**WHAT IS ASKED:**
From the entries below, copy every line that holds the word "this".

[Start of RAW RECORDS]

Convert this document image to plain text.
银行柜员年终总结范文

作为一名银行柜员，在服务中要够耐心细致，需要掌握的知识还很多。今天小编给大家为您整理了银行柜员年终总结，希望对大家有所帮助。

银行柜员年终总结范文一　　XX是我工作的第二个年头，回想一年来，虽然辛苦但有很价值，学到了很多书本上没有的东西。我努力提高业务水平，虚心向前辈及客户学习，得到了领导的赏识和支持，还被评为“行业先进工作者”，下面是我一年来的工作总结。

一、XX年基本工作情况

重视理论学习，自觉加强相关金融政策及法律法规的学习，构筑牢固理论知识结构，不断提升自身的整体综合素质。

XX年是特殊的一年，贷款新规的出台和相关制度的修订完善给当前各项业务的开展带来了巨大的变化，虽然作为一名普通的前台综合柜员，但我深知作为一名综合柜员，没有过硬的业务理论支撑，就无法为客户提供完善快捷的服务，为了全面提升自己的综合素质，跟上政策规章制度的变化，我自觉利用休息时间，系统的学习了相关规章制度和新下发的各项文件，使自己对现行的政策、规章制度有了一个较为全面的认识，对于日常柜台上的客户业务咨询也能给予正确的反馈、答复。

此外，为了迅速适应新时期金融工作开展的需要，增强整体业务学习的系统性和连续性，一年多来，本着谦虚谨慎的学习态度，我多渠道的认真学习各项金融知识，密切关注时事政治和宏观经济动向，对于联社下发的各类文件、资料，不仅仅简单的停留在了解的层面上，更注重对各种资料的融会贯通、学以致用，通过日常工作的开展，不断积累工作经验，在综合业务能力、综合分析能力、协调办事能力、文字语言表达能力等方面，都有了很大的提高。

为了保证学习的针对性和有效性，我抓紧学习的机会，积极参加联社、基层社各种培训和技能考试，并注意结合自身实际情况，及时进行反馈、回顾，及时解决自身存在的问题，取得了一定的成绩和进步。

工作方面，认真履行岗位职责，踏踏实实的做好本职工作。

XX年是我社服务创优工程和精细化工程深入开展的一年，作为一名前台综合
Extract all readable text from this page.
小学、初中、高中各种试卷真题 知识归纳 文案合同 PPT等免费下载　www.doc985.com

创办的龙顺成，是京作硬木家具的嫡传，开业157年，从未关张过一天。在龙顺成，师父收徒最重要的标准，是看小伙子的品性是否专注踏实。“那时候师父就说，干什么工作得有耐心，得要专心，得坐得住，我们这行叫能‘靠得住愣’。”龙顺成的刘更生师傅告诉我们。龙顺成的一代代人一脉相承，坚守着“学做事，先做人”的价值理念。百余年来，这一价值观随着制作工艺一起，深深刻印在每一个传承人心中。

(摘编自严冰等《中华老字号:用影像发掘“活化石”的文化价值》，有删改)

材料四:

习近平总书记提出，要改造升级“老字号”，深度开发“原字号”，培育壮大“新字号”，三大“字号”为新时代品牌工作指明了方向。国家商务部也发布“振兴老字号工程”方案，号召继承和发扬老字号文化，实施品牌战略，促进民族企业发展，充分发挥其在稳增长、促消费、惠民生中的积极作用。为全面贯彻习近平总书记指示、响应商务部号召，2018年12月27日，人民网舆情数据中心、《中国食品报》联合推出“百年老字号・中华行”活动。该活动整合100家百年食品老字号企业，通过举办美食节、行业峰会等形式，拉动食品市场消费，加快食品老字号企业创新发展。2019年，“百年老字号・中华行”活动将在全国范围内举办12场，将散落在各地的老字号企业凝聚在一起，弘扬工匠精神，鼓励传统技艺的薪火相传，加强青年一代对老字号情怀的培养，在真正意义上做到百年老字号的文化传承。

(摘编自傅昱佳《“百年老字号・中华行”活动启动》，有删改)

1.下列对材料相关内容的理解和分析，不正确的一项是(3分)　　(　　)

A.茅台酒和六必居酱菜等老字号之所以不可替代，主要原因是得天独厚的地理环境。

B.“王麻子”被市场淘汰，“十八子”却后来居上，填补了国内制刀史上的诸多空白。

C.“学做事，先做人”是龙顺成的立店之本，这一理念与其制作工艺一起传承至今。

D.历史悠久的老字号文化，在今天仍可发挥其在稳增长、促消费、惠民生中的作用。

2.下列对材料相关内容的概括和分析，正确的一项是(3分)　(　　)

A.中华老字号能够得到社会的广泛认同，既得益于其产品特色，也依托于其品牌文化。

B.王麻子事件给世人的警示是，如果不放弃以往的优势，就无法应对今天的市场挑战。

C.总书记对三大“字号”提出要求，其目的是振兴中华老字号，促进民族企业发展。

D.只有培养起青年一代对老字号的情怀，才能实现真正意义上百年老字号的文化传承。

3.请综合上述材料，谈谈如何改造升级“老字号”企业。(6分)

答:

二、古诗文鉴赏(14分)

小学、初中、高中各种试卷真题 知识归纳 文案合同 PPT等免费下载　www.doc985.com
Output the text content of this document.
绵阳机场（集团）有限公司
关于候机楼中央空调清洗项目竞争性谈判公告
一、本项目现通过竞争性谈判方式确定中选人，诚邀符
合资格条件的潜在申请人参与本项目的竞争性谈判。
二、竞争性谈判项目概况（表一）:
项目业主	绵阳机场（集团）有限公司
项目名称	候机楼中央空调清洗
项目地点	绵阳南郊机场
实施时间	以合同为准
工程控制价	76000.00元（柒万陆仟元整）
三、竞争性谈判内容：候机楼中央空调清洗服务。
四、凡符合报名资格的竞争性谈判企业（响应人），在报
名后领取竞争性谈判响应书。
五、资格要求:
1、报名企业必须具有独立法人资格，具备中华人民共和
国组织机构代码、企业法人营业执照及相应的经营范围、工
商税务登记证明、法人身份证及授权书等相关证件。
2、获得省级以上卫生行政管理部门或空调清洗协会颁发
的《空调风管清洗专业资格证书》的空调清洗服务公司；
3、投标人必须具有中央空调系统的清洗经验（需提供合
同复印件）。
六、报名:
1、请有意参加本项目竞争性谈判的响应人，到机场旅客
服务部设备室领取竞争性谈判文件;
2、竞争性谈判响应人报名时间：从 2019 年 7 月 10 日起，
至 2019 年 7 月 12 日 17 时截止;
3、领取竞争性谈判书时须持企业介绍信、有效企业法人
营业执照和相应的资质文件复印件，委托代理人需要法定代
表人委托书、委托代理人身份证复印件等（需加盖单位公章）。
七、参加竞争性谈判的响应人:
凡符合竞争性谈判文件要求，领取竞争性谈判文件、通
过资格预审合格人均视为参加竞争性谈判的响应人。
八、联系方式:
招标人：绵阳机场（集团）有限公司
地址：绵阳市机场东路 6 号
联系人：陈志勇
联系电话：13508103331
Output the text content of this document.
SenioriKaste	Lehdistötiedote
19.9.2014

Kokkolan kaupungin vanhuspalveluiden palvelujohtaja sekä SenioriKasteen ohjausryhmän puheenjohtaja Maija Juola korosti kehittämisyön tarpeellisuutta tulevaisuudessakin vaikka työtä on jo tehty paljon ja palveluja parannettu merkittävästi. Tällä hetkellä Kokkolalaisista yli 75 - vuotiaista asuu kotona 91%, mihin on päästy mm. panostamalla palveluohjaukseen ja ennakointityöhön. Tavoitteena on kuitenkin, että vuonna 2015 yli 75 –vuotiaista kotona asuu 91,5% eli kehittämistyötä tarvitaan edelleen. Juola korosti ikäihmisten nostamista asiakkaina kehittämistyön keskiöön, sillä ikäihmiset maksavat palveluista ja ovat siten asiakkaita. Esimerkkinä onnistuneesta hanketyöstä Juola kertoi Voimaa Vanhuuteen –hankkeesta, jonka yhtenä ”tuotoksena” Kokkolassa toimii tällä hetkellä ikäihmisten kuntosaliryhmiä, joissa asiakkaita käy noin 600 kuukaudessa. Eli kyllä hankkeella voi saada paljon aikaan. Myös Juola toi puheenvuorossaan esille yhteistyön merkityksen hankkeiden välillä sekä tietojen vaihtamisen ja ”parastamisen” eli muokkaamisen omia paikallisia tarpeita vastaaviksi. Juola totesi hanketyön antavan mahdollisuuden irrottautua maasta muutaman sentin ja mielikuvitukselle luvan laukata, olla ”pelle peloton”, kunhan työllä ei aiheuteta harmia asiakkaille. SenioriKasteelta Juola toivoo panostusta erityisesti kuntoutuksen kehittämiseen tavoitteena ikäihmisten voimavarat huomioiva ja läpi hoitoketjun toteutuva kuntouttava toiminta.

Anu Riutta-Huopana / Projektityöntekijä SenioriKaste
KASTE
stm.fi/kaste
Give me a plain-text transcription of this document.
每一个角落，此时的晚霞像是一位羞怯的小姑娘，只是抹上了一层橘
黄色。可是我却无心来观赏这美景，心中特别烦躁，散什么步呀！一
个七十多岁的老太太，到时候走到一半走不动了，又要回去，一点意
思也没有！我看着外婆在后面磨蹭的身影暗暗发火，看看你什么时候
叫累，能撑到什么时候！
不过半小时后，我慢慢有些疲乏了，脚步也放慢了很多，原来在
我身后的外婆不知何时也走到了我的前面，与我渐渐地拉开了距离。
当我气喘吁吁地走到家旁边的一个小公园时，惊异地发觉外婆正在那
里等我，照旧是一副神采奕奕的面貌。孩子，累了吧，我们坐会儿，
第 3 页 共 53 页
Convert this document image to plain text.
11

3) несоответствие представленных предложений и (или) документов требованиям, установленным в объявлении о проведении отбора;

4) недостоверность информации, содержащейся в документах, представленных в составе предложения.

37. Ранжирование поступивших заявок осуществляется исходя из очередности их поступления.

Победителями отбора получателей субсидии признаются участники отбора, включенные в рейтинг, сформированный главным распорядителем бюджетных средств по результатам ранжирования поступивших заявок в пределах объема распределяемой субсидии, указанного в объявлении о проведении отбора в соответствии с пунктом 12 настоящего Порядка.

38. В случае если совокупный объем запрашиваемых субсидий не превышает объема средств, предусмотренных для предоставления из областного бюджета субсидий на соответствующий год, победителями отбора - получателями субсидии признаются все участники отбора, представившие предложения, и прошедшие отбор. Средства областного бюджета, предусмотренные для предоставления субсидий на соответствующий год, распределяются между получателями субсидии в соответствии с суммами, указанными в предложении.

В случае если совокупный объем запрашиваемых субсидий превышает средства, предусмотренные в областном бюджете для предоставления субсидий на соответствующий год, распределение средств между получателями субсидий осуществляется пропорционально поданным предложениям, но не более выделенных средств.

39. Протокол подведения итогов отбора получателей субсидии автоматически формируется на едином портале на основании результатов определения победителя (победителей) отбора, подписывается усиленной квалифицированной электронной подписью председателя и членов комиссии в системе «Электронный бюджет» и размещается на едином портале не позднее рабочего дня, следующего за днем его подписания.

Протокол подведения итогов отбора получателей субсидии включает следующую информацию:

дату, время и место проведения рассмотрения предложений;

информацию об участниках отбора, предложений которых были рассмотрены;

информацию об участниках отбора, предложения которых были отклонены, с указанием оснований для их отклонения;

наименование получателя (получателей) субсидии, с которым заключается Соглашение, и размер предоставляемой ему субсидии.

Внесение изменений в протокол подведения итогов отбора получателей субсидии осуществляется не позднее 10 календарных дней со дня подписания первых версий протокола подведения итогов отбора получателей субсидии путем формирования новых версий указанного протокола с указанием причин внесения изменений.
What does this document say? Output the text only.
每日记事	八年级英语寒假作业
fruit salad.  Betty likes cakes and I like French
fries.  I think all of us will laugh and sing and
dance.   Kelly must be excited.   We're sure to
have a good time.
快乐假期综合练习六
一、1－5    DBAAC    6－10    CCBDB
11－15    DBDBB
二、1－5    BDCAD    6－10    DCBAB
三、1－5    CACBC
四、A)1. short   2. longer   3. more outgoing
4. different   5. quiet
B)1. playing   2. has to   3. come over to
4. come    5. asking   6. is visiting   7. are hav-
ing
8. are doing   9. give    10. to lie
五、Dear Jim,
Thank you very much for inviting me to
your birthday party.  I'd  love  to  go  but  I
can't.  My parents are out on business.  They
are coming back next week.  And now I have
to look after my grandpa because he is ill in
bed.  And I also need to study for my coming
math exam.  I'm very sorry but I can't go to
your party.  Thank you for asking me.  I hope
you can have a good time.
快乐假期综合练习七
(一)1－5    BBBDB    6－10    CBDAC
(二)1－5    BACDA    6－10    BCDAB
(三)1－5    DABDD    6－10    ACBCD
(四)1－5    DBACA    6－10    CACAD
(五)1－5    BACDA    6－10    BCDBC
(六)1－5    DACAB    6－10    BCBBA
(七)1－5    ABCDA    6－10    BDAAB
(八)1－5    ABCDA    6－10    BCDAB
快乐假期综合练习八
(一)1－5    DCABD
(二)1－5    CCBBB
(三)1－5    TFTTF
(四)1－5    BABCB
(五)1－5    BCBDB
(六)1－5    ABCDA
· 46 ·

[End of RAW RECORDS]

**WRITTEN RESPONSE:**
Convert this document image to plain text.
Extract all readable text from this page.
Output the text content of this document.
Output the text content of this document.
Give me a plain-text transcription of this document.
Convert this document image to plain text.
What does this document say? Output the text only.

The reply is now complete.